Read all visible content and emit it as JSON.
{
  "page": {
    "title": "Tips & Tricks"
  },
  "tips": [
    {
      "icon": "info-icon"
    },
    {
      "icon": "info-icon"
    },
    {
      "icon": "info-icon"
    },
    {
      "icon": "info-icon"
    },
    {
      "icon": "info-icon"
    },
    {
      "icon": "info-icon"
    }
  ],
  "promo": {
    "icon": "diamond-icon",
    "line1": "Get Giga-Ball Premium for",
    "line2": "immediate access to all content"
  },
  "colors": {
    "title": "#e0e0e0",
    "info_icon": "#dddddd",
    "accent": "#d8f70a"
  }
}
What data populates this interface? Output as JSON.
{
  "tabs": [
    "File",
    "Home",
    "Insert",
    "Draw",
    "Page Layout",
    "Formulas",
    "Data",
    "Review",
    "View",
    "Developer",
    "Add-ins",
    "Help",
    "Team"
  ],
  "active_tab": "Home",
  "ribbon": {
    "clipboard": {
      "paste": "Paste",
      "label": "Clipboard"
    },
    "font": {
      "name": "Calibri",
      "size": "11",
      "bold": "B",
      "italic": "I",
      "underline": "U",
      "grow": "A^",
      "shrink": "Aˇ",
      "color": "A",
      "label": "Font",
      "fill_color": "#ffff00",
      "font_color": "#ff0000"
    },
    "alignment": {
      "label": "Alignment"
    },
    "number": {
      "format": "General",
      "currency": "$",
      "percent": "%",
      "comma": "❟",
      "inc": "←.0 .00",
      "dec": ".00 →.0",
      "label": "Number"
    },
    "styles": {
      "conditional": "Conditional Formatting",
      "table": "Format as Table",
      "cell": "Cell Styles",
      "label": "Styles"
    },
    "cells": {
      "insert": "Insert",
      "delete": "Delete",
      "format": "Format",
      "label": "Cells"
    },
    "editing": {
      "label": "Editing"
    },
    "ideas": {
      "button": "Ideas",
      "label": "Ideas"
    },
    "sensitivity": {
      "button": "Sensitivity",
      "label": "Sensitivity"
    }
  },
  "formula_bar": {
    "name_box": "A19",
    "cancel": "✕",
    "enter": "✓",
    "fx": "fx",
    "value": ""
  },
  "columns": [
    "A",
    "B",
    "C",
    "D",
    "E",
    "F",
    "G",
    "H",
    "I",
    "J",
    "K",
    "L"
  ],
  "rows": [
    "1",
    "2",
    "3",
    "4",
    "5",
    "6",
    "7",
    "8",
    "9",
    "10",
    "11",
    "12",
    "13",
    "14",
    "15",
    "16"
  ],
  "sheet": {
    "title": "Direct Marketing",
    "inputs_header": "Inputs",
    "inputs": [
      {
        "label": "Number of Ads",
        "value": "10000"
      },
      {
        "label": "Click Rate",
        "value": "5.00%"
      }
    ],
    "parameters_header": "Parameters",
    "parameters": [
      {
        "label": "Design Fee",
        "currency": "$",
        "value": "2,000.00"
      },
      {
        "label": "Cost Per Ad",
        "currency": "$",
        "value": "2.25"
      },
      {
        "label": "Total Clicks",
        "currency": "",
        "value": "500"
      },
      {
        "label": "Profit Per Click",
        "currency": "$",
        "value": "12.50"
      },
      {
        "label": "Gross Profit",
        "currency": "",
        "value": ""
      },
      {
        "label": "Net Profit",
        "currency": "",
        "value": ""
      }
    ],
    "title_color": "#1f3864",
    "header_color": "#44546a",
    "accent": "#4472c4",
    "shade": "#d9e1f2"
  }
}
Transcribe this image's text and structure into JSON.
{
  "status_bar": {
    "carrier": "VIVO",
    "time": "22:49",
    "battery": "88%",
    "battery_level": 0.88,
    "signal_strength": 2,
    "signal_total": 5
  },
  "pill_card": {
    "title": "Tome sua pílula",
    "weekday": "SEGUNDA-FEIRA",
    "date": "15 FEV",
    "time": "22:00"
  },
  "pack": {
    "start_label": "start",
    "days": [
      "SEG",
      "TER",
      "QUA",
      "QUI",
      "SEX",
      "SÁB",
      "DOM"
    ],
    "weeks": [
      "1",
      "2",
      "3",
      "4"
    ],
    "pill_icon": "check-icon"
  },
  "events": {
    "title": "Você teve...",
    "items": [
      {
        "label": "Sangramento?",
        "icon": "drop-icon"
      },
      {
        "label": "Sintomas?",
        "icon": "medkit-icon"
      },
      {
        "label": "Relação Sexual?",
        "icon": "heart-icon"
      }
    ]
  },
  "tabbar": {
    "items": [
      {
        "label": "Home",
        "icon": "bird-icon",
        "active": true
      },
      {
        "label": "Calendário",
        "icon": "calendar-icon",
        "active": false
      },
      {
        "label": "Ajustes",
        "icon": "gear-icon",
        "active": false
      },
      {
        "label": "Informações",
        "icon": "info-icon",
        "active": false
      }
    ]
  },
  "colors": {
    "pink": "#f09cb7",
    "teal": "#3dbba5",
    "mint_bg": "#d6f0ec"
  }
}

Set exercise: Write the listing out again, exactly as shown above.

Finished exercise:
Read all visible content and emit it as JSON.
{
  "page": {
    "title": "Tips & Tricks"
  },
  "tips": [
    {
      "icon": "info-icon"
    },
    {
      "icon": "info-icon"
    },
    {
      "icon": "info-icon"
    },
    {
      "icon": "info-icon"
    },
    {
      "icon": "info-icon"
    },
    {
      "icon": "info-icon"
    }
  ],
  "promo": {
    "icon": "diamond-icon",
    "line1": "Get Giga-Ball Premium for",
    "line2": "immediate access to all content"
  },
  "colors": {
    "title": "#e0e0e0",
    "info_icon": "#dddddd",
    "accent": "#d8f70a"
  }
}
What data populates this interface? Output as JSON.
{
  "tabs": [
    "File",
    "Home",
    "Insert",
    "Draw",
    "Page Layout",
    "Formulas",
    "Data",
    "Review",
    "View",
    "Developer",
    "Add-ins",
    "Help",
    "Team"
  ],
  "active_tab": "Home",
  "ribbon": {
    "clipboard": {
      "paste": "Paste",
      "label": "Clipboard"
    },
    "font": {
      "name": "Calibri",
      "size": "11",
      "bold": "B",
      "italic": "I",
      "underline": "U",
      "grow": "A^",
      "shrink": "Aˇ",
      "color": "A",
      "label": "Font",
      "fill_color": "#ffff00",
      "font_color": "#ff0000"
    },
    "alignment": {
      "label": "Alignment"
    },
    "number": {
      "format": "General",
      "currency": "$",
      "percent": "%",
      "comma": "❟",
      "inc": "←.0 .00",
      "dec": ".00 →.0",
      "label": "Number"
    },
    "styles": {
      "conditional": "Conditional Formatting",
      "table": "Format as Table",
      "cell": "Cell Styles",
      "label": "Styles"
    },
    "cells": {
      "insert": "Insert",
      "delete": "Delete",
      "format": "Format",
      "label": "Cells"
    },
    "editing": {
      "label": "Editing"
    },
    "ideas": {
      "button": "Ideas",
      "label": "Ideas"
    },
    "sensitivity": {
      "button": "Sensitivity",
      "label": "Sensitivity"
    }
  },
  "formula_bar": {
    "name_box": "A19",
    "cancel": "✕",
    "enter": "✓",
    "fx": "fx",
    "value": ""
  },
  "columns": [
    "A",
    "B",
    "C",
    "D",
    "E",
    "F",
    "G",
    "H",
    "I",
    "J",
    "K",
    "L"
  ],
  "rows": [
    "1",
    "2",
    "3",
    "4",
    "5",
    "6",
    "7",
    "8",
    "9",
    "10",
    "11",
    "12",
    "13",
    "14",
    "15",
    "16"
  ],
  "sheet": {
    "title": "Direct Marketing",
    "inputs_header": "Inputs",
    "inputs": [
      {
        "label": "Number of Ads",
        "value": "10000"
      },
      {
        "label": "Click Rate",
        "value": "5.00%"
      }
    ],
    "parameters_header": "Parameters",
    "parameters": [
      {
        "label": "Design Fee",
        "currency": "$",
        "value": "2,000.00"
      },
      {
        "label": "Cost Per Ad",
        "currency": "$",
        "value": "2.25"
      },
      {
        "label": "Total Clicks",
        "currency": "",
        "value": "500"
      },
      {
        "label": "Profit Per Click",
        "currency": "$",
        "value": "12.50"
      },
      {
        "label": "Gross Profit",
        "currency": "",
        "value": ""
      },
      {
        "label": "Net Profit",
        "currency": "",
        "value": ""
      }
    ],
    "title_color": "#1f3864",
    "header_color": "#44546a",
    "accent": "#4472c4",
    "shade": "#d9e1f2"
  }
}
Transcribe this image's text and structure into JSON.
{
  "status_bar": {
    "carrier": "VIVO",
    "time": "22:49",
    "battery": "88%",
    "battery_level": 0.88,
    "signal_strength": 2,
    "signal_total": 5
  },
  "pill_card": {
    "title": "Tome sua pílula",
    "weekday": "SEGUNDA-FEIRA",
    "date": "15 FEV",
    "time": "22:00"
  },
  "pack": {
    "start_label": "start",
    "days": [
      "SEG",
      "TER",
      "QUA",
      "QUI",
      "SEX",
      "SÁB",
      "DOM"
    ],
    "weeks": [
      "1",
      "2",
      "3",
      "4"
    ],
    "pill_icon": "check-icon"
  },
  "events": {
    "title": "Você teve...",
    "items": [
      {
        "label": "Sangramento?",
        "icon": "drop-icon"
      },
      {
        "label": "Sintomas?",
        "icon": "medkit-icon"
      },
      {
        "label": "Relação Sexual?",
        "icon": "heart-icon"
      }
    ]
  },
  "tabbar": {
    "items": [
      {
        "label": "Home",
        "icon": "bird-icon",
        "active": true
      },
      {
        "label": "Calendário",
        "icon": "calendar-icon",
        "active": false
      },
      {
        "label": "Ajustes",
        "icon": "gear-icon",
        "active": false
      },
      {
        "label": "Informações",
        "icon": "info-icon",
        "active": false
      }
    ]
  },
  "colors": {
    "pink": "#f09cb7",
    "teal": "#3dbba5",
    "mint_bg": "#d6f0ec"
  }
}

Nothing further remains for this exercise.